#### [Stored records]
-*-
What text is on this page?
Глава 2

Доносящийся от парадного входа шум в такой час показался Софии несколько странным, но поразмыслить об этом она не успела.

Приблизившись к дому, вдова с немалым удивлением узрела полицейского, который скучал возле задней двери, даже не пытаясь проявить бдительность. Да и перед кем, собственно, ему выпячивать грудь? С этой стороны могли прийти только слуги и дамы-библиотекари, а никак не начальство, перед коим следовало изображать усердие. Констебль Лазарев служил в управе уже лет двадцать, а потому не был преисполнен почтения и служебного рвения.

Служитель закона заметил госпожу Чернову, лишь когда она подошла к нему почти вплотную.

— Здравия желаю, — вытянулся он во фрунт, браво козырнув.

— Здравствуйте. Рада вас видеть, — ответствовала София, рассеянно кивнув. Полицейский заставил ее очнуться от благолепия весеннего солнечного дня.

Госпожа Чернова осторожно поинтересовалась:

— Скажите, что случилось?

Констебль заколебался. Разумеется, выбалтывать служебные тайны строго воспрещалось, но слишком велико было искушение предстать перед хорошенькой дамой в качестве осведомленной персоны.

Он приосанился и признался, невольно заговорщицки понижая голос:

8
-*-
#### [Given problem]
Quote each line above in full, word for word.

#### [Response to this exercise]
What text is on this page?
Глава 2

Доносящийся от парадного входа шум в такой час показался Софии несколько странным, но поразмыслить об этом она не успела.

Приблизившись к дому, вдова с немалым удивлением узрела полицейского, который скучал возле задней двери, даже не пытаясь проявить бдительность. Да и перед кем, собственно, ему выпячивать грудь? С этой стороны могли прийти только слуги и дамы-библиотекари, а никак не начальство, перед коим следовало изображать усердие. Констебль Лазарев служил в управе уже лет двадцать, а потому не был преисполнен почтения и служебного рвения.

Служитель закона заметил госпожу Чернову, лишь когда она подошла к нему почти вплотную.

— Здравия желаю, — вытянулся он во фрунт, браво козырнув.

— Здравствуйте. Рада вас видеть, — ответствовала София, рассеянно кивнув. Полицейский заставил ее очнуться от благолепия весеннего солнечного дня.

Госпожа Чернова осторожно поинтересовалась:

— Скажите, что случилось?

Констебль заколебался. Разумеется, выбалтывать служебные тайны строго воспрещалось, но слишком велико было искушение предстать перед хорошенькой дамой в качестве осведомленной персоны.

Он приосанился и признался, невольно заговорщицки понижая голос:

8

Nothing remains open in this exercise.